Copy the data below exactly.

>> start Supplied entries

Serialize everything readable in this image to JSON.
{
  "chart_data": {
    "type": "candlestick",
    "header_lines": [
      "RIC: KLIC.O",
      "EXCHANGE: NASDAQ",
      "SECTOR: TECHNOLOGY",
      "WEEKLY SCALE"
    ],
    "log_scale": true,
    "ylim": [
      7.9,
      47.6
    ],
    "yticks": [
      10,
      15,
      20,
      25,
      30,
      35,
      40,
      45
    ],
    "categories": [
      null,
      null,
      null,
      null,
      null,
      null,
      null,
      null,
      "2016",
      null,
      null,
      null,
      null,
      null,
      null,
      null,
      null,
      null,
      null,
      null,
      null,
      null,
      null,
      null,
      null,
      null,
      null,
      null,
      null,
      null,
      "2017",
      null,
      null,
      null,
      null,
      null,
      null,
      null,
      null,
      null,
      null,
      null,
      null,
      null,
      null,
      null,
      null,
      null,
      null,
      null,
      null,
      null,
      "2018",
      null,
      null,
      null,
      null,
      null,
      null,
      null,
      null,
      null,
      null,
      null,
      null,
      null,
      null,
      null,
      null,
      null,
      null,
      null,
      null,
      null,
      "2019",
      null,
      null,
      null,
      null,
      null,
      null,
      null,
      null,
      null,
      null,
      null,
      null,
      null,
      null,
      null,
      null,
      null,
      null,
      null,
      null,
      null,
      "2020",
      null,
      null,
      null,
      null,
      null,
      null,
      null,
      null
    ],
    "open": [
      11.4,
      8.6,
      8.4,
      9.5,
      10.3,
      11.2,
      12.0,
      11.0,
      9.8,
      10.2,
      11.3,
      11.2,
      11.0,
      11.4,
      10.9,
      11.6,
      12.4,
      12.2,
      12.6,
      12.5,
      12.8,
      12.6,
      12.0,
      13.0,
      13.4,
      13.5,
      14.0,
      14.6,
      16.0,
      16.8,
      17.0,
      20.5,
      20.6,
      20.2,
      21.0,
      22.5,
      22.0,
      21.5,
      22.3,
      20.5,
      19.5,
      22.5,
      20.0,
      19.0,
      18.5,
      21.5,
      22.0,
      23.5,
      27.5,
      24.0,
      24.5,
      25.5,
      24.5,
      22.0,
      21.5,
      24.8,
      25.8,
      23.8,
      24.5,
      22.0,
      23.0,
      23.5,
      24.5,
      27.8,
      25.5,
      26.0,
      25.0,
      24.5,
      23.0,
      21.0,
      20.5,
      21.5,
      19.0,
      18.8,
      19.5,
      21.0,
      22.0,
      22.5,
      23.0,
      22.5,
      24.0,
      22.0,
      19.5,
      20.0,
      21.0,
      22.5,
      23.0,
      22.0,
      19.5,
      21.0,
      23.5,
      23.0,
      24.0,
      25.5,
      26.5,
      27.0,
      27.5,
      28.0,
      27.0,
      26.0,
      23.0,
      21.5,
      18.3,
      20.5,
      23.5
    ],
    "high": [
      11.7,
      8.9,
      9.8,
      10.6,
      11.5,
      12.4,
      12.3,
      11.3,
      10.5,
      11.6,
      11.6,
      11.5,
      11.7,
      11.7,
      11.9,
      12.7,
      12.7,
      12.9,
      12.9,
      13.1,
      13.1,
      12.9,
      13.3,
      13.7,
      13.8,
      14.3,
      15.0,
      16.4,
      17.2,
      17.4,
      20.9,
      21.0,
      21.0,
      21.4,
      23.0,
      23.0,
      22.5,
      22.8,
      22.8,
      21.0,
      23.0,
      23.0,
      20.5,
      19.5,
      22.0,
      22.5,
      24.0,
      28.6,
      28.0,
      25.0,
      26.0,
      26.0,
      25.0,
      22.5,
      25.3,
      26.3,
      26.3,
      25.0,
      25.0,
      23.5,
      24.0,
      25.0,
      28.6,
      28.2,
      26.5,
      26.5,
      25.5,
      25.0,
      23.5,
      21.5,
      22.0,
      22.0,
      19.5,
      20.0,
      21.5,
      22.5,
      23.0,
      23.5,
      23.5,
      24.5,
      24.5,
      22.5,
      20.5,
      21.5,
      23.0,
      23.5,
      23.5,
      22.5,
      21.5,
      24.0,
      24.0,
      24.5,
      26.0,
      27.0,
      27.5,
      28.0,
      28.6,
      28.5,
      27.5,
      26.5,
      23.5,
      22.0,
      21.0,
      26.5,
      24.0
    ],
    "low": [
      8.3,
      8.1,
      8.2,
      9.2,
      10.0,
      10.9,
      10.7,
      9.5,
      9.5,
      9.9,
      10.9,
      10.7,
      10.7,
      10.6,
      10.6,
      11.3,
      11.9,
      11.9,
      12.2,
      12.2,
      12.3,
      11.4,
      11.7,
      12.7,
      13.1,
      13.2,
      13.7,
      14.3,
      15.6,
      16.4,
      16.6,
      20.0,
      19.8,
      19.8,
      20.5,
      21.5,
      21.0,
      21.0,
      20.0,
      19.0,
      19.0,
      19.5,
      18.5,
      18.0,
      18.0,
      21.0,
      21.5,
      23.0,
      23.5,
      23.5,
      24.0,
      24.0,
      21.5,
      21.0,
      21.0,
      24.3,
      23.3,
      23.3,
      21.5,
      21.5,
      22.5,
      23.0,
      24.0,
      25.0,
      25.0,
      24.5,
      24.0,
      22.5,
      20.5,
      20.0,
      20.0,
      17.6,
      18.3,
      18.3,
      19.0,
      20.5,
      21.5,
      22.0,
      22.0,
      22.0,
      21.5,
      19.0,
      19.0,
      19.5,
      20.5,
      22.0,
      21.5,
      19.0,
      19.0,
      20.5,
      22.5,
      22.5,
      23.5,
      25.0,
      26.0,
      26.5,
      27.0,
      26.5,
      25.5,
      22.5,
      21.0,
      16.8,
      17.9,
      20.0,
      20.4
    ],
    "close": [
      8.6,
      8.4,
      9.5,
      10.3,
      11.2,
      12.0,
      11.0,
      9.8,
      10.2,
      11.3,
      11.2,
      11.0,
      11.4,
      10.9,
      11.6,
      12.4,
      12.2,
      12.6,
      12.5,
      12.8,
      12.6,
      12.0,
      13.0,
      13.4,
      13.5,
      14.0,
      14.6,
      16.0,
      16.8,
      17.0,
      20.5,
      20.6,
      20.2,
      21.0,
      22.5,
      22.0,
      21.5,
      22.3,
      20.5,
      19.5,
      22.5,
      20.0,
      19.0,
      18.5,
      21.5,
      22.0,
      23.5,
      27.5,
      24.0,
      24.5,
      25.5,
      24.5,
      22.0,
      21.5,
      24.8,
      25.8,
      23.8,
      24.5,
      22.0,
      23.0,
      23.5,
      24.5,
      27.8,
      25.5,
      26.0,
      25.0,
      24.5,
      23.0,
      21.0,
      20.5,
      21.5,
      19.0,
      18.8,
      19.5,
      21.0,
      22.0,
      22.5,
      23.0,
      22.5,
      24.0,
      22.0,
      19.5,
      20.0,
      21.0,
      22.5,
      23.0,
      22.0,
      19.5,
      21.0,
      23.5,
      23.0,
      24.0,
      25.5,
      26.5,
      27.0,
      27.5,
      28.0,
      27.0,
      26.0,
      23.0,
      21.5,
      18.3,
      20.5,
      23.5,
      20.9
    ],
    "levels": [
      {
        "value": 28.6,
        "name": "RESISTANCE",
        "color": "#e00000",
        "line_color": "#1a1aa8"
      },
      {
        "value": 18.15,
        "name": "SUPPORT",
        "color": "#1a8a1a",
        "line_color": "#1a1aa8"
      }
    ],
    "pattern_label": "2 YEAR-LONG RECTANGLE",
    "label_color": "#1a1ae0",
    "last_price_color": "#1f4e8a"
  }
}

>> end Supplied entries

◆ Final answer:
Serialize everything readable in this image to JSON.
{
  "chart_data": {
    "type": "candlestick",
    "header_lines": [
      "RIC: KLIC.O",
      "EXCHANGE: NASDAQ",
      "SECTOR: TECHNOLOGY",
      "WEEKLY SCALE"
    ],
    "log_scale": true,
    "ylim": [
      7.9,
      47.6
    ],
    "yticks": [
      10,
      15,
      20,
      25,
      30,
      35,
      40,
      45
    ],
    "categories": [
      null,
      null,
      null,
      null,
      null,
      null,
      null,
      null,
      "2016",
      null,
      null,
      null,
      null,
      null,
      null,
      null,
      null,
      null,
      null,
      null,
      null,
      null,
      null,
      null,
      null,
      null,
      null,
      null,
      null,
      null,
      "2017",
      null,
      null,
      null,
      null,
      null,
      null,
      null,
      null,
      null,
      null,
      null,
      null,
      null,
      null,
      null,
      null,
      null,
      null,
      null,
      null,
      null,
      "2018",
      null,
      null,
      null,
      null,
      null,
      null,
      null,
      null,
      null,
      null,
      null,
      null,
      null,
      null,
      null,
      null,
      null,
      null,
      null,
      null,
      null,
      "2019",
      null,
      null,
      null,
      null,
      null,
      null,
      null,
      null,
      null,
      null,
      null,
      null,
      null,
      null,
      null,
      null,
      null,
      null,
      null,
      null,
      null,
      "2020",
      null,
      null,
      null,
      null,
      null,
      null,
      null,
      null
    ],
    "open": [
      11.4,
      8.6,
      8.4,
      9.5,
      10.3,
      11.2,
      12.0,
      11.0,
      9.8,
      10.2,
      11.3,
      11.2,
      11.0,
      11.4,
      10.9,
      11.6,
      12.4,
      12.2,
      12.6,
      12.5,
      12.8,
      12.6,
      12.0,
      13.0,
      13.4,
      13.5,
      14.0,
      14.6,
      16.0,
      16.8,
      17.0,
      20.5,
      20.6,
      20.2,
      21.0,
      22.5,
      22.0,
      21.5,
      22.3,
      20.5,
      19.5,
      22.5,
      20.0,
      19.0,
      18.5,
      21.5,
      22.0,
      23.5,
      27.5,
      24.0,
      24.5,
      25.5,
      24.5,
      22.0,
      21.5,
      24.8,
      25.8,
      23.8,
      24.5,
      22.0,
      23.0,
      23.5,
      24.5,
      27.8,
      25.5,
      26.0,
      25.0,
      24.5,
      23.0,
      21.0,
      20.5,
      21.5,
      19.0,
      18.8,
      19.5,
      21.0,
      22.0,
      22.5,
      23.0,
      22.5,
      24.0,
      22.0,
      19.5,
      20.0,
      21.0,
      22.5,
      23.0,
      22.0,
      19.5,
      21.0,
      23.5,
      23.0,
      24.0,
      25.5,
      26.5,
      27.0,
      27.5,
      28.0,
      27.0,
      26.0,
      23.0,
      21.5,
      18.3,
      20.5,
      23.5
    ],
    "high": [
      11.7,
      8.9,
      9.8,
      10.6,
      11.5,
      12.4,
      12.3,
      11.3,
      10.5,
      11.6,
      11.6,
      11.5,
      11.7,
      11.7,
      11.9,
      12.7,
      12.7,
      12.9,
      12.9,
      13.1,
      13.1,
      12.9,
      13.3,
      13.7,
      13.8,
      14.3,
      15.0,
      16.4,
      17.2,
      17.4,
      20.9,
      21.0,
      21.0,
      21.4,
      23.0,
      23.0,
      22.5,
      22.8,
      22.8,
      21.0,
      23.0,
      23.0,
      20.5,
      19.5,
      22.0,
      22.5,
      24.0,
      28.6,
      28.0,
      25.0,
      26.0,
      26.0,
      25.0,
      22.5,
      25.3,
      26.3,
      26.3,
      25.0,
      25.0,
      23.5,
      24.0,
      25.0,
      28.6,
      28.2,
      26.5,
      26.5,
      25.5,
      25.0,
      23.5,
      21.5,
      22.0,
      22.0,
      19.5,
      20.0,
      21.5,
      22.5,
      23.0,
      23.5,
      23.5,
      24.5,
      24.5,
      22.5,
      20.5,
      21.5,
      23.0,
      23.5,
      23.5,
      22.5,
      21.5,
      24.0,
      24.0,
      24.5,
      26.0,
      27.0,
      27.5,
      28.0,
      28.6,
      28.5,
      27.5,
      26.5,
      23.5,
      22.0,
      21.0,
      26.5,
      24.0
    ],
    "low": [
      8.3,
      8.1,
      8.2,
      9.2,
      10.0,
      10.9,
      10.7,
      9.5,
      9.5,
      9.9,
      10.9,
      10.7,
      10.7,
      10.6,
      10.6,
      11.3,
      11.9,
      11.9,
      12.2,
      12.2,
      12.3,
      11.4,
      11.7,
      12.7,
      13.1,
      13.2,
      13.7,
      14.3,
      15.6,
      16.4,
      16.6,
      20.0,
      19.8,
      19.8,
      20.5,
      21.5,
      21.0,
      21.0,
      20.0,
      19.0,
      19.0,
      19.5,
      18.5,
      18.0,
      18.0,
      21.0,
      21.5,
      23.0,
      23.5,
      23.5,
      24.0,
      24.0,
      21.5,
      21.0,
      21.0,
      24.3,
      23.3,
      23.3,
      21.5,
      21.5,
      22.5,
      23.0,
      24.0,
      25.0,
      25.0,
      24.5,
      24.0,
      22.5,
      20.5,
      20.0,
      20.0,
      17.6,
      18.3,
      18.3,
      19.0,
      20.5,
      21.5,
      22.0,
      22.0,
      22.0,
      21.5,
      19.0,
      19.0,
      19.5,
      20.5,
      22.0,
      21.5,
      19.0,
      19.0,
      20.5,
      22.5,
      22.5,
      23.5,
      25.0,
      26.0,
      26.5,
      27.0,
      26.5,
      25.5,
      22.5,
      21.0,
      16.8,
      17.9,
      20.0,
      20.4
    ],
    "close": [
      8.6,
      8.4,
      9.5,
      10.3,
      11.2,
      12.0,
      11.0,
      9.8,
      10.2,
      11.3,
      11.2,
      11.0,
      11.4,
      10.9,
      11.6,
      12.4,
      12.2,
      12.6,
      12.5,
      12.8,
      12.6,
      12.0,
      13.0,
      13.4,
      13.5,
      14.0,
      14.6,
      16.0,
      16.8,
      17.0,
      20.5,
      20.6,
      20.2,
      21.0,
      22.5,
      22.0,
      21.5,
      22.3,
      20.5,
      19.5,
      22.5,
      20.0,
      19.0,
      18.5,
      21.5,
      22.0,
      23.5,
      27.5,
      24.0,
      24.5,
      25.5,
      24.5,
      22.0,
      21.5,
      24.8,
      25.8,
      23.8,
      24.5,
      22.0,
      23.0,
      23.5,
      24.5,
      27.8,
      25.5,
      26.0,
      25.0,
      24.5,
      23.0,
      21.0,
      20.5,
      21.5,
      19.0,
      18.8,
      19.5,
      21.0,
      22.0,
      22.5,
      23.0,
      22.5,
      24.0,
      22.0,
      19.5,
      20.0,
      21.0,
      22.5,
      23.0,
      22.0,
      19.5,
      21.0,
      23.5,
      23.0,
      24.0,
      25.5,
      26.5,
      27.0,
      27.5,
      28.0,
      27.0,
      26.0,
      23.0,
      21.5,
      18.3,
      20.5,
      23.5,
      20.9
    ],
    "levels": [
      {
        "value": 28.6,
        "name": "RESISTANCE",
        "color": "#e00000",
        "line_color": "#1a1aa8"
      },
      {
        "value": 18.15,
        "name": "SUPPORT",
        "color": "#1a8a1a",
        "line_color": "#1a1aa8"
      }
    ],
    "pattern_label": "2 YEAR-LONG RECTANGLE",
    "label_color": "#1a1ae0",
    "last_price_color": "#1f4e8a"
  }
}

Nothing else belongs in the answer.